EXERCISE PROMPT = In the records below, find the line containing "Give me the"; give it again exactly, along with every line that follows, and nothing else.

Rows from a figure dataset:
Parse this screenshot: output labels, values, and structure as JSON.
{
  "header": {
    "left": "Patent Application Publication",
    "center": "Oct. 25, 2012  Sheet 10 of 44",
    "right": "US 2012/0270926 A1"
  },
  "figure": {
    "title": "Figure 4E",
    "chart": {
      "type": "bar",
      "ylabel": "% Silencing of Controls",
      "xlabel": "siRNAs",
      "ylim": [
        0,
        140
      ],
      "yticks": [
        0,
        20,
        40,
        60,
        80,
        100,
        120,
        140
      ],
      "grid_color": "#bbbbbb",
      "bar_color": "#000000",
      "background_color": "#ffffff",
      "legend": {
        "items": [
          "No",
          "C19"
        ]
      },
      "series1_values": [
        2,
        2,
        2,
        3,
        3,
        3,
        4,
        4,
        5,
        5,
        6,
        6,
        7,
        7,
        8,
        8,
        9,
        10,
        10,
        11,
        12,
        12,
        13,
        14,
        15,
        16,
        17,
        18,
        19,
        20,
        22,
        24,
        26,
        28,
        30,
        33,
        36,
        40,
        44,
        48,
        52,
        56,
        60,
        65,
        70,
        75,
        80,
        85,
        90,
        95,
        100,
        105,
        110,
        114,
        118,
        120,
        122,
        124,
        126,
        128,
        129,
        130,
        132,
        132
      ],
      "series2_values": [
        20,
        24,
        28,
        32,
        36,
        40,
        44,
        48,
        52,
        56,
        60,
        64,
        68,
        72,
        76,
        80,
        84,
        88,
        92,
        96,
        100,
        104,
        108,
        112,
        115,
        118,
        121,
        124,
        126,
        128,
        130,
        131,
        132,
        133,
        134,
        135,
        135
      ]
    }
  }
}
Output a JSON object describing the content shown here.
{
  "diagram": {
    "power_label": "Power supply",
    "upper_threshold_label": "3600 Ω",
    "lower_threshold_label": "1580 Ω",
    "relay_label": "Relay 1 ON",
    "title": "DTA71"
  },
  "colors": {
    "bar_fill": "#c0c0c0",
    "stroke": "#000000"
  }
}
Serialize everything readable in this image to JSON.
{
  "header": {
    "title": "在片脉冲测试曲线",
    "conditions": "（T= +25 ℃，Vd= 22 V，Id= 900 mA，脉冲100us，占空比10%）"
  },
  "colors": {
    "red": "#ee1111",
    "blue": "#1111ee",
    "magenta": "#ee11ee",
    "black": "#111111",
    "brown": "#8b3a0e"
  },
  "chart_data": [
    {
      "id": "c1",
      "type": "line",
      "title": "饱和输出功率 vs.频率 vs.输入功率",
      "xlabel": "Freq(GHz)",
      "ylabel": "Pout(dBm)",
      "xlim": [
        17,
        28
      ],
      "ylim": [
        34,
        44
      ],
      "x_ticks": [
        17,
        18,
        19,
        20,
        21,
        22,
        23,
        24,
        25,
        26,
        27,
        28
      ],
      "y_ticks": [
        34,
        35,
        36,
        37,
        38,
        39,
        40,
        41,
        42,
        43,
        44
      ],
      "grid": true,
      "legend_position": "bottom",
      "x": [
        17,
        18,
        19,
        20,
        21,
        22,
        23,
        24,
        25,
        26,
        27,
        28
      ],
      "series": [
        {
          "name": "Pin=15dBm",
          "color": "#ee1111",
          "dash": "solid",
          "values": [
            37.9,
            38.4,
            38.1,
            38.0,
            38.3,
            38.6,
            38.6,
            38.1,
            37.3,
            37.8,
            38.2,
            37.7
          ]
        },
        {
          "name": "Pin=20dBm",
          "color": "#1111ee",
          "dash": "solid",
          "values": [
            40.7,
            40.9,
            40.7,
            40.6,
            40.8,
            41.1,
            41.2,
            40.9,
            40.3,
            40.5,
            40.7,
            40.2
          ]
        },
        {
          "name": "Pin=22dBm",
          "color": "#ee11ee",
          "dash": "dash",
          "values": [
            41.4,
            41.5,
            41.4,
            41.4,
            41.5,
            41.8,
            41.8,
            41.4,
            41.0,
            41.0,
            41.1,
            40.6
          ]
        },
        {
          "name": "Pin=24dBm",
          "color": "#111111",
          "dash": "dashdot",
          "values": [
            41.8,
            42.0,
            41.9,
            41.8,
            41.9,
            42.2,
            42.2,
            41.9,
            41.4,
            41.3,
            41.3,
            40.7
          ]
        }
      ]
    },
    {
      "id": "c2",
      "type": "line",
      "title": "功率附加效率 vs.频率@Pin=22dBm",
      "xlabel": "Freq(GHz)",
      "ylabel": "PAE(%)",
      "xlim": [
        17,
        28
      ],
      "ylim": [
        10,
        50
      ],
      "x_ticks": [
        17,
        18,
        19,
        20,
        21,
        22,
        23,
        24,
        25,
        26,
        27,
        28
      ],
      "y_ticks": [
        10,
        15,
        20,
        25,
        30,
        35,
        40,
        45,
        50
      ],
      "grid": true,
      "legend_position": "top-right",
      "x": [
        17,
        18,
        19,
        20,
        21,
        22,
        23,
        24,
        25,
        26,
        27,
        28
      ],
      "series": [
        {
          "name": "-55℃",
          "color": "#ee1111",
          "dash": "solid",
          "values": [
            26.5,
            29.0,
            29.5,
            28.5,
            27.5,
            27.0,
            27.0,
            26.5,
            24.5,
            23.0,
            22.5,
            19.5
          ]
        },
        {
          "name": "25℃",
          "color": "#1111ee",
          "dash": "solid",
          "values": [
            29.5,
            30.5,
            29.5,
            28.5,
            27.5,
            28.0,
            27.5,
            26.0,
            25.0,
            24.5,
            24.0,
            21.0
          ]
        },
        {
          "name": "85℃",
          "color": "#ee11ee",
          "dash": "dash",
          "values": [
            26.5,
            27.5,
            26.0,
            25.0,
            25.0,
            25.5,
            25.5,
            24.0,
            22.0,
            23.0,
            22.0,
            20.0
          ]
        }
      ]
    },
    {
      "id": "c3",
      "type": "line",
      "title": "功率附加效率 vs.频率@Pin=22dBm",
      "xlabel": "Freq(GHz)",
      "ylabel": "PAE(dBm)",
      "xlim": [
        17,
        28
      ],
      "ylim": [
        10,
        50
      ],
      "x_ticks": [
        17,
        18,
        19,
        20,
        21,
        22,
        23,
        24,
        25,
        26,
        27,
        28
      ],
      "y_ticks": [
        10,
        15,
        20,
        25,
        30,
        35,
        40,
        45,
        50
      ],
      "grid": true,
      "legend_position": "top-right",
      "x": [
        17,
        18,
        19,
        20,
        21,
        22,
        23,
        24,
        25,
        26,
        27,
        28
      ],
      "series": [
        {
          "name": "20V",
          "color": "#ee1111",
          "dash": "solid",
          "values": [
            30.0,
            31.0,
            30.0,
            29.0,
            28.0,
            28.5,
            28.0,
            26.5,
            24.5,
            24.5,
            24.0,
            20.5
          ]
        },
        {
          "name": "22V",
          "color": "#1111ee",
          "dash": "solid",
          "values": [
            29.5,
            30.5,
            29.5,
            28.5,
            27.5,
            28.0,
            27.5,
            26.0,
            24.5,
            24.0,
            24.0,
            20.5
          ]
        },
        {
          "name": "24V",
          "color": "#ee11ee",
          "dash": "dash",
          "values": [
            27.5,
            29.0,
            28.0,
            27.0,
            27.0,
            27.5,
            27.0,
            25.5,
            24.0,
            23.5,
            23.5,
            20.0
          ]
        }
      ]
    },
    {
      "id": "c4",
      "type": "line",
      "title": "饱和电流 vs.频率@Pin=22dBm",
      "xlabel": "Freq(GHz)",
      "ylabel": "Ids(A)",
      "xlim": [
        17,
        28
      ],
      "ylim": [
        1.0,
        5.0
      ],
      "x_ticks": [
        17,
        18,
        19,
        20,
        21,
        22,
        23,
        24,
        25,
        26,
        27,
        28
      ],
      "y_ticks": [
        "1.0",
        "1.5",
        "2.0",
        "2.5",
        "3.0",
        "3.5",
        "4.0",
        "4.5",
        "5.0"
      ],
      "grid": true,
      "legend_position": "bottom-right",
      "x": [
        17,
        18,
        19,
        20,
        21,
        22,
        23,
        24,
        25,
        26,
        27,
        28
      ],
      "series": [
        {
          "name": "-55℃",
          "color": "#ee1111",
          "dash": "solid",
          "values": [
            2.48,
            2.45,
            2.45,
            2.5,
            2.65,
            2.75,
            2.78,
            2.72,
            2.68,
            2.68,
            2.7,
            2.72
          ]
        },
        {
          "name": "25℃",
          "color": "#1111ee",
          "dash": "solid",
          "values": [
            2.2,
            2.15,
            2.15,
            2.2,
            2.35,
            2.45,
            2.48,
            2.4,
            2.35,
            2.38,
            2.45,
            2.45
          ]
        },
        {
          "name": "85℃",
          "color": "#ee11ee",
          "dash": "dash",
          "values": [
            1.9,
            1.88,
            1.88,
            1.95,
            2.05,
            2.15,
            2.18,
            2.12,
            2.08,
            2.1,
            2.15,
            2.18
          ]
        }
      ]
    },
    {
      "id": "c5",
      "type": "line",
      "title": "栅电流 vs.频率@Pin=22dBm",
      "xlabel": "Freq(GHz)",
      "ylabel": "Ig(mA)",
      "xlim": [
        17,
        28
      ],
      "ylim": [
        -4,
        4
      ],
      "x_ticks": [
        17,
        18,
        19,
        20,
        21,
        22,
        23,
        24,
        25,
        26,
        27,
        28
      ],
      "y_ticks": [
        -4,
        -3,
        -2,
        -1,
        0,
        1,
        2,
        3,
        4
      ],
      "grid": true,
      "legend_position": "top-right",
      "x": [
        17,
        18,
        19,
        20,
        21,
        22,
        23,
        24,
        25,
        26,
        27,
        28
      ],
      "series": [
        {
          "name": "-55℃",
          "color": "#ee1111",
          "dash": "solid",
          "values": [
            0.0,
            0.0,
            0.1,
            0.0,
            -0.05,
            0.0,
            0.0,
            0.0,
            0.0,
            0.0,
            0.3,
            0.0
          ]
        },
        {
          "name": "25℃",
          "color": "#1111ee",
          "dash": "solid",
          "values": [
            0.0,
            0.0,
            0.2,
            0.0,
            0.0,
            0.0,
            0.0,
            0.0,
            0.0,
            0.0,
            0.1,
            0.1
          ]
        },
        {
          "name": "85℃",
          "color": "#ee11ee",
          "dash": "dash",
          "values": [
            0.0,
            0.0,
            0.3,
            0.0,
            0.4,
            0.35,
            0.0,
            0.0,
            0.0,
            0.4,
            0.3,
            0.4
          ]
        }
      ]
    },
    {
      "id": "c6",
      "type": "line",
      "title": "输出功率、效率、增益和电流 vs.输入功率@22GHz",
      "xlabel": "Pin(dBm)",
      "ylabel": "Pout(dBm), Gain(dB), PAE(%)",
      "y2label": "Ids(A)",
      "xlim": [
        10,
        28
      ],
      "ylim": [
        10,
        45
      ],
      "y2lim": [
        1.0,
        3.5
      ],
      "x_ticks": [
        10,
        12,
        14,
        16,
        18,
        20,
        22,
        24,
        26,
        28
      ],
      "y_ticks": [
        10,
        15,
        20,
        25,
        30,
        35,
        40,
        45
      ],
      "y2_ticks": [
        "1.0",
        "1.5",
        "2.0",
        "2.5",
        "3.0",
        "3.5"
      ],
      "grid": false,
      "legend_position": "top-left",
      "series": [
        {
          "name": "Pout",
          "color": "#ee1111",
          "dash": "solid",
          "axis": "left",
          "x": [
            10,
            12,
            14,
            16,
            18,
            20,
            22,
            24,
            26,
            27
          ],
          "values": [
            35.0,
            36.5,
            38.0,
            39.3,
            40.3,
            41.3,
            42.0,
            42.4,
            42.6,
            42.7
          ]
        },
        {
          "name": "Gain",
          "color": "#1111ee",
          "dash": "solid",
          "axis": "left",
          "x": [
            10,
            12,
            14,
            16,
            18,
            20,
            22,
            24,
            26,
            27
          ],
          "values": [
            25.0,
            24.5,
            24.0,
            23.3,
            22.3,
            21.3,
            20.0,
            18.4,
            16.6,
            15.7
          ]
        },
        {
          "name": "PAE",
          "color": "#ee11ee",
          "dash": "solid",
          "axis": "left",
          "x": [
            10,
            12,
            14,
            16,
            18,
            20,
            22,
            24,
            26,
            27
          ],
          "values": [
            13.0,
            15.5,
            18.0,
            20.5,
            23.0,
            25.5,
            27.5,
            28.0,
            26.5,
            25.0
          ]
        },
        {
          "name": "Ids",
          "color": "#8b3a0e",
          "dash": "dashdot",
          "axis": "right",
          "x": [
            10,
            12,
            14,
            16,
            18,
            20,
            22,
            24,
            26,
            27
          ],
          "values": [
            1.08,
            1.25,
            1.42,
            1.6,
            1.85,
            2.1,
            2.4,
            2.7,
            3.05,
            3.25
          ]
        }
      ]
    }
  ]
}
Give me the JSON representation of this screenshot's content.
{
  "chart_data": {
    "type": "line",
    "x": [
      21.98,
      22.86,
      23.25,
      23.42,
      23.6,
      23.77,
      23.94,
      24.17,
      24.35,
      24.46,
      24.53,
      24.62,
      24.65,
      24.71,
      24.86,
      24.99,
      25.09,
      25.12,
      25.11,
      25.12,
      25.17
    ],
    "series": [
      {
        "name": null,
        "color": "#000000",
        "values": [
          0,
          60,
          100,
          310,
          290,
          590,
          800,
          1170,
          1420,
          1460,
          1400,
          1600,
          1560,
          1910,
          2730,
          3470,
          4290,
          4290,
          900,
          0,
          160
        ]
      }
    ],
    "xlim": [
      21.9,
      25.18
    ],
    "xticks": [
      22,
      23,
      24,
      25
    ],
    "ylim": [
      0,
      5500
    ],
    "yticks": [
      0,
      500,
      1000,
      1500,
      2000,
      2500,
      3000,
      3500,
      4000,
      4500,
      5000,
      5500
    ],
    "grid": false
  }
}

SOLVED EXERCISE =
Give me the JSON representation of this screenshot's content.
{
  "chart_data": {
    "type": "line",
    "x": [
      21.98,
      22.86,
      23.25,
      23.42,
      23.6,
      23.77,
      23.94,
      24.17,
      24.35,
      24.46,
      24.53,
      24.62,
      24.65,
      24.71,
      24.86,
      24.99,
      25.09,
      25.12,
      25.11,
      25.12,
      25.17
    ],
    "series": [
      {
        "name": null,
        "color": "#000000",
        "values": [
          0,
          60,
          100,
          310,
          290,
          590,
          800,
          1170,
          1420,
          1460,
          1400,
          1600,
          1560,
          1910,
          2730,
          3470,
          4290,
          4290,
          900,
          0,
          160
        ]
      }
    ],
    "xlim": [
      21.9,
      25.18
    ],
    "xticks": [
      22,
      23,
      24,
      25
    ],
    "ylim": [
      0,
      5500
    ],
    "yticks": [
      0,
      500,
      1000,
      1500,
      2000,
      2500,
      3000,
      3500,
      4000,
      4500,
      5000,
      5500
    ],
    "grid": false
  }
}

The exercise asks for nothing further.